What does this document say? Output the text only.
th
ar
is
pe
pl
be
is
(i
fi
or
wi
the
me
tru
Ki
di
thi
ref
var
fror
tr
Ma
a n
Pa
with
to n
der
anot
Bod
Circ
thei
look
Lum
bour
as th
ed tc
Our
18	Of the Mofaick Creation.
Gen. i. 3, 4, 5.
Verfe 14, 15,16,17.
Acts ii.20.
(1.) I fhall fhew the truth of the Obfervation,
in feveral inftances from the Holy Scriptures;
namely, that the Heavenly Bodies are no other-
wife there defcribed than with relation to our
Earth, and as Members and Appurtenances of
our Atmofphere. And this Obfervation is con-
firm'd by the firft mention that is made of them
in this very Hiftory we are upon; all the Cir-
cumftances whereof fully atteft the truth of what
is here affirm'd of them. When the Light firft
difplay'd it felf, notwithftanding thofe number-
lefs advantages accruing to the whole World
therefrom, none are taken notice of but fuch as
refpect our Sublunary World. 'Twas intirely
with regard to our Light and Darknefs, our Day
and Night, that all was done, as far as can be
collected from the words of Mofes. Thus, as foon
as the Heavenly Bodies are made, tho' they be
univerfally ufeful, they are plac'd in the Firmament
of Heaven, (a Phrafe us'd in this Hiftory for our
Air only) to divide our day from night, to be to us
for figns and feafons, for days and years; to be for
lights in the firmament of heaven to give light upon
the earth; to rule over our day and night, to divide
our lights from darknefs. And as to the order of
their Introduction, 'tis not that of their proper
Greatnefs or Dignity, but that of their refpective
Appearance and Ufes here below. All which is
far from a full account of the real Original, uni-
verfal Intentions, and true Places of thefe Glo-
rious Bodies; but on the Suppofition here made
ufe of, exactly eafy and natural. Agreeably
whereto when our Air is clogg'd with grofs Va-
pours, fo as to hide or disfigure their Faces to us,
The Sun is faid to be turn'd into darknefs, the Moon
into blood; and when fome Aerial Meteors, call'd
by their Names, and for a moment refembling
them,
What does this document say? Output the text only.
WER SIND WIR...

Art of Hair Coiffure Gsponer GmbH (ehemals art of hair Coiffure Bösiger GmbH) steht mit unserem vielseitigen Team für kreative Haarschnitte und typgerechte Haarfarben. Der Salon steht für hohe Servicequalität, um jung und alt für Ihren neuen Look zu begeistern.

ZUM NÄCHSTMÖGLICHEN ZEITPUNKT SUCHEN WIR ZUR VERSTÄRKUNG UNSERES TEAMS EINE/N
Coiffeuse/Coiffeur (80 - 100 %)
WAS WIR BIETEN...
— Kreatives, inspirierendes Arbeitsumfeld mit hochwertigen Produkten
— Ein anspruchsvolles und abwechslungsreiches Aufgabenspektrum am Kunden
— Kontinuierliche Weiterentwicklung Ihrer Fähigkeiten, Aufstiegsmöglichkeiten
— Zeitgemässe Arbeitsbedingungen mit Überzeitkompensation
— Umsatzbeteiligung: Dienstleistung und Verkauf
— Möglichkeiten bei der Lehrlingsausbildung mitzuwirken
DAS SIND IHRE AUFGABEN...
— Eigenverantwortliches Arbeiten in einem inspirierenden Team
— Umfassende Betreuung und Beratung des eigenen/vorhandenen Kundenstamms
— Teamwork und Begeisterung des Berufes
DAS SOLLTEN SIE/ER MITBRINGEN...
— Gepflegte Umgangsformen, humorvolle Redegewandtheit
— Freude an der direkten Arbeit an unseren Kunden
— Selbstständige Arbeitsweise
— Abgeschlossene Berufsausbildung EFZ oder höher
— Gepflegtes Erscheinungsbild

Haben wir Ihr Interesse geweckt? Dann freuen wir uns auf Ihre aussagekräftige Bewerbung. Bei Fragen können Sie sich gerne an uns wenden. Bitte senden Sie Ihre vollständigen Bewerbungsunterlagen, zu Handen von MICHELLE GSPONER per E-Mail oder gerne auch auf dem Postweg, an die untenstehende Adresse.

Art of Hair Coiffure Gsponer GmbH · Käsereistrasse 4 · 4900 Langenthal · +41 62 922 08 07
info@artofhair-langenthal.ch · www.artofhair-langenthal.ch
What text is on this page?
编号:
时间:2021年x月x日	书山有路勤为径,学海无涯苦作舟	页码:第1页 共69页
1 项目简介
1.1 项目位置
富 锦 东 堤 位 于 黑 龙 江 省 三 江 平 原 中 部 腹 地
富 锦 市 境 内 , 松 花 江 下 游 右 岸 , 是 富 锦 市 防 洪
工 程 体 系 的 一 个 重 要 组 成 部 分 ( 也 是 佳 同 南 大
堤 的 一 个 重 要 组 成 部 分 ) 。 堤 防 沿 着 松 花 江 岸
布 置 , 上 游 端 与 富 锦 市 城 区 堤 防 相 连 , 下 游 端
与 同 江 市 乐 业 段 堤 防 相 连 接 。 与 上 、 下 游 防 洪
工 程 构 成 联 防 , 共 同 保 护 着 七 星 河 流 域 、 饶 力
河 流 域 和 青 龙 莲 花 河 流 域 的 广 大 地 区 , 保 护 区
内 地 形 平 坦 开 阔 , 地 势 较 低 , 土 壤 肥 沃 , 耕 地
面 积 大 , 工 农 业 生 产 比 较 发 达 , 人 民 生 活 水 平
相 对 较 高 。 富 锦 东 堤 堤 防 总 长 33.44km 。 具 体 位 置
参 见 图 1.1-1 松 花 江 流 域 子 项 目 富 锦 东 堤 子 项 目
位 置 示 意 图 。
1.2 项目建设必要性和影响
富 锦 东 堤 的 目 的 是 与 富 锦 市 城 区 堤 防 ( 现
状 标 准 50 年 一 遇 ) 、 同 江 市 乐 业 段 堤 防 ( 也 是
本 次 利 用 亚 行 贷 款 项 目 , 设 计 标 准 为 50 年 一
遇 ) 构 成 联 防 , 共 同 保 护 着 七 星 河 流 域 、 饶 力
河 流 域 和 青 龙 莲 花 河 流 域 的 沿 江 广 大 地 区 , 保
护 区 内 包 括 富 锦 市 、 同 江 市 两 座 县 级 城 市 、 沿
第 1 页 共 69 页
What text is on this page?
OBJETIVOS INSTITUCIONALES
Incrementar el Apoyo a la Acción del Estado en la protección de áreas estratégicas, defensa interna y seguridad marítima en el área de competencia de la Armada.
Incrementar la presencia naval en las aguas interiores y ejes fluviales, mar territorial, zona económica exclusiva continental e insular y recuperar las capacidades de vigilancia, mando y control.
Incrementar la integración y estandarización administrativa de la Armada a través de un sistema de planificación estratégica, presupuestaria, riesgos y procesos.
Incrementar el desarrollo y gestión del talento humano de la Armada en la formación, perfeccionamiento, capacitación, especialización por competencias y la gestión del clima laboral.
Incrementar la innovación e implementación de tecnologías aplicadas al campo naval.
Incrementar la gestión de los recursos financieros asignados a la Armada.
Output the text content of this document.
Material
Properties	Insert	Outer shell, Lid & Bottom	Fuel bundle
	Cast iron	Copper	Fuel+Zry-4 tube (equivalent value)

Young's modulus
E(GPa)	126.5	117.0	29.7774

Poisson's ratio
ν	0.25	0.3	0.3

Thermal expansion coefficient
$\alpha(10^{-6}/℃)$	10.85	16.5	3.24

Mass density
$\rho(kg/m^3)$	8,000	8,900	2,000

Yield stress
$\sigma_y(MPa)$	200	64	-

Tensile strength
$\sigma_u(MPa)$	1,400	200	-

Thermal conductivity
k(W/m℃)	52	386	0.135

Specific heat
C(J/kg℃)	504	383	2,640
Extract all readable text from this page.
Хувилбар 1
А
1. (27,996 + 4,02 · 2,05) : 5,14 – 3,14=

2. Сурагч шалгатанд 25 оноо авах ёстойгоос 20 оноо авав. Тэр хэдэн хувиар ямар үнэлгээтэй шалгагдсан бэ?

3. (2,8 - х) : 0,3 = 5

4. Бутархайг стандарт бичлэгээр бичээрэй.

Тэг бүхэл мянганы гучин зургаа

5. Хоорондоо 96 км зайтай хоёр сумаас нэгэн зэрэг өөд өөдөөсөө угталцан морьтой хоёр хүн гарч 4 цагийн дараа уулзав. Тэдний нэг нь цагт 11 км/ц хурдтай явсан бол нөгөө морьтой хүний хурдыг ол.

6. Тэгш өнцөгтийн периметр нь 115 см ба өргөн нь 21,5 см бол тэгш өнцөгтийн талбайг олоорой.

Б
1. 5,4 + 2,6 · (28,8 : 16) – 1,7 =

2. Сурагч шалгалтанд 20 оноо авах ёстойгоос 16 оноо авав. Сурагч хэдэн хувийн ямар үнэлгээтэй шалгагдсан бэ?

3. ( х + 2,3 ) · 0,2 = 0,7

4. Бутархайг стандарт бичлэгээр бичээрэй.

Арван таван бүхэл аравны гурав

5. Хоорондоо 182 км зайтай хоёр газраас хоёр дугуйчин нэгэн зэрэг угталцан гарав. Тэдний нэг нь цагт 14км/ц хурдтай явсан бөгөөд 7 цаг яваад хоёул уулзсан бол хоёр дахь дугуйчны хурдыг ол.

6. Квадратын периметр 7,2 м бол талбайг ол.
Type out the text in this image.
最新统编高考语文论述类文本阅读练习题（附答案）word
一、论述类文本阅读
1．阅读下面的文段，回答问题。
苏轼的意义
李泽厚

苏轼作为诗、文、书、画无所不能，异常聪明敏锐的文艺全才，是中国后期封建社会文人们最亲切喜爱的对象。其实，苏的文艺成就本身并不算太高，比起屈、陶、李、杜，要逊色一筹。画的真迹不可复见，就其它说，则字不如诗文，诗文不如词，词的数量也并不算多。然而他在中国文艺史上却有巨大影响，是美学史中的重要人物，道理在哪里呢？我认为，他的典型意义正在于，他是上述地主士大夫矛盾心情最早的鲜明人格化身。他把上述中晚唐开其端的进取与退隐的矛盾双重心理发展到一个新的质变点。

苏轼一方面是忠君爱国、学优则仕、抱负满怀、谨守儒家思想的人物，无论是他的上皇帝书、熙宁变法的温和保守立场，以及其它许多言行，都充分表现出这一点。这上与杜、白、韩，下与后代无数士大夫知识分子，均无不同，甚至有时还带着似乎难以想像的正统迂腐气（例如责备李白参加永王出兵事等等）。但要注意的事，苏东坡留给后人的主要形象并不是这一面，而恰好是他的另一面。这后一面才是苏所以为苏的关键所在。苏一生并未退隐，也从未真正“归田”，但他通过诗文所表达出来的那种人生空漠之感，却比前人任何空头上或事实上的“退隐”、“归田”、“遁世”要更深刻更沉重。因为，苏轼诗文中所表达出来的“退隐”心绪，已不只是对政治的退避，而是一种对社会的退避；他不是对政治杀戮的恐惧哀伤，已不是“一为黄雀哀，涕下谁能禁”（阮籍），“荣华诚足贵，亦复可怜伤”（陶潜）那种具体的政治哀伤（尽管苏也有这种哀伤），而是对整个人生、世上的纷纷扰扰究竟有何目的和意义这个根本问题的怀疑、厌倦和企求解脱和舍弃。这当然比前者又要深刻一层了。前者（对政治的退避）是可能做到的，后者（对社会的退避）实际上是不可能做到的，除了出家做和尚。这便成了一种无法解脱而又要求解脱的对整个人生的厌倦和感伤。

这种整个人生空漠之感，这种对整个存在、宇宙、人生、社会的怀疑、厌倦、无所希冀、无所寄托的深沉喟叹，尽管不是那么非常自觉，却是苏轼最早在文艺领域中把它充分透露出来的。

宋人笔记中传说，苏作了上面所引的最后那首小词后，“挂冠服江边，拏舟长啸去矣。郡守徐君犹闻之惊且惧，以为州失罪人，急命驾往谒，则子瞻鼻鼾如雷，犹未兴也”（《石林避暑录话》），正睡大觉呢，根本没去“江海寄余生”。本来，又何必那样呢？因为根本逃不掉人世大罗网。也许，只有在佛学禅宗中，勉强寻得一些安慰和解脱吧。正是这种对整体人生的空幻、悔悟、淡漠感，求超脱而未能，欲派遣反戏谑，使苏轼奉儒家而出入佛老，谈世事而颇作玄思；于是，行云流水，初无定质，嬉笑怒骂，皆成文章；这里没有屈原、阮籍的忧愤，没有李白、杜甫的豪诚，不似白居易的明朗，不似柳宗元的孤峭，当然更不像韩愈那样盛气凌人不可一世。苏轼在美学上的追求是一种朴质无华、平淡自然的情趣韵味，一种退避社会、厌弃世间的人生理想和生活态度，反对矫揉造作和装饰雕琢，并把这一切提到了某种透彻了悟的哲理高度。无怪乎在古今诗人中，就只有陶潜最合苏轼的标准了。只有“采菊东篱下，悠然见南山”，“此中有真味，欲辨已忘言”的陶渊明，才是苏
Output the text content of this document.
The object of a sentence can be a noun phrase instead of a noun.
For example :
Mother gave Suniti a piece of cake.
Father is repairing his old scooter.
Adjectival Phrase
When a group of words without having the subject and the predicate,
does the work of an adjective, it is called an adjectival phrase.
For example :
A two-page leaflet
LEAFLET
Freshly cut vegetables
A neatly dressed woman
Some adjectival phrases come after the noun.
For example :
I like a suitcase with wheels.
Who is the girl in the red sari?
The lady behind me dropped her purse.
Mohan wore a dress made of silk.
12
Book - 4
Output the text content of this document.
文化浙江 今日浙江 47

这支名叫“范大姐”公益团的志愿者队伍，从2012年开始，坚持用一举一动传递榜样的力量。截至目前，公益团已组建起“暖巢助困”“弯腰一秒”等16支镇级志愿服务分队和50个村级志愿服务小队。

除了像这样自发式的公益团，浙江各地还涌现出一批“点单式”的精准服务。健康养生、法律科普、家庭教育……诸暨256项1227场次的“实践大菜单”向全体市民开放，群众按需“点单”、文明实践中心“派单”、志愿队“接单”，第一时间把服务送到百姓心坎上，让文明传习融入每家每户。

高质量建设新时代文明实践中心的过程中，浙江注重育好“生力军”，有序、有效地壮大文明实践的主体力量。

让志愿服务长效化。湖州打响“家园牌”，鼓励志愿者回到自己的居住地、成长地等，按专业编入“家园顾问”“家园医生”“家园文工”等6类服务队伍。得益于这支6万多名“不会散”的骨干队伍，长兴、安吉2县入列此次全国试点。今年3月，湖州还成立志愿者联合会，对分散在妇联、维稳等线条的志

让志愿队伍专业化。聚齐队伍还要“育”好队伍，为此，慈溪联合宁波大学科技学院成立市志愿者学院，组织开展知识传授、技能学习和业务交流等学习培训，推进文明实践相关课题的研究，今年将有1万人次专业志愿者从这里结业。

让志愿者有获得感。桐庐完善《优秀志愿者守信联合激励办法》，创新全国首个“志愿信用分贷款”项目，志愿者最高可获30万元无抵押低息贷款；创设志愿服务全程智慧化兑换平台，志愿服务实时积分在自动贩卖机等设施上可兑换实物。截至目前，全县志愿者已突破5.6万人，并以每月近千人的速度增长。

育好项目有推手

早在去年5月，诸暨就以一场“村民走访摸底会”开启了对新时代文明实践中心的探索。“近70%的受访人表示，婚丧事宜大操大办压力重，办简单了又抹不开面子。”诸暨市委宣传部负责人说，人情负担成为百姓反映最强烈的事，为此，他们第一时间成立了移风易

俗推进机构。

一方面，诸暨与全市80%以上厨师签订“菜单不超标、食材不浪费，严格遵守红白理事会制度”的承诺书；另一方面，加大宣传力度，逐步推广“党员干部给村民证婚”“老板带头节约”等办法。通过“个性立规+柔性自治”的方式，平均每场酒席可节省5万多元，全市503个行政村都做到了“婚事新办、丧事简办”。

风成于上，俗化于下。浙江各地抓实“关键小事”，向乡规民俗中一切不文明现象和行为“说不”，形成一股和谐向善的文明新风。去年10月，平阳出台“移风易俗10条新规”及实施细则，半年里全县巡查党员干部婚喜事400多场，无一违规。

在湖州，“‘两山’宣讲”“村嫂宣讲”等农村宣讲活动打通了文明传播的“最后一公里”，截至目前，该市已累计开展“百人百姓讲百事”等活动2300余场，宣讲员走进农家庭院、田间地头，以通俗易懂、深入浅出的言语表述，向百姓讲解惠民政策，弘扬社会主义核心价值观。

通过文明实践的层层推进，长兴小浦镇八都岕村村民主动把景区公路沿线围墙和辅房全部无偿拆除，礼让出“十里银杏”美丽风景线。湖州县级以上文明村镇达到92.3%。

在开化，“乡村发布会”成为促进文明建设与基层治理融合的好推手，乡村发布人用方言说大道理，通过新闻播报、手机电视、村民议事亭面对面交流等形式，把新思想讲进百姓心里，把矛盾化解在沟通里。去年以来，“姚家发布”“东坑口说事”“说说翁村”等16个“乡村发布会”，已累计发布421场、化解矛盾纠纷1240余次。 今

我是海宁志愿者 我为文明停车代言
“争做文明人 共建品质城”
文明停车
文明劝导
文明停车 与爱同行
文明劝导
——
## Problem requirements
Copy out every line where the word "upon" occurs.

## Task answer
in this very Hiftory we are upon; all the Cir-
lights in the firmament of heaven to give light upon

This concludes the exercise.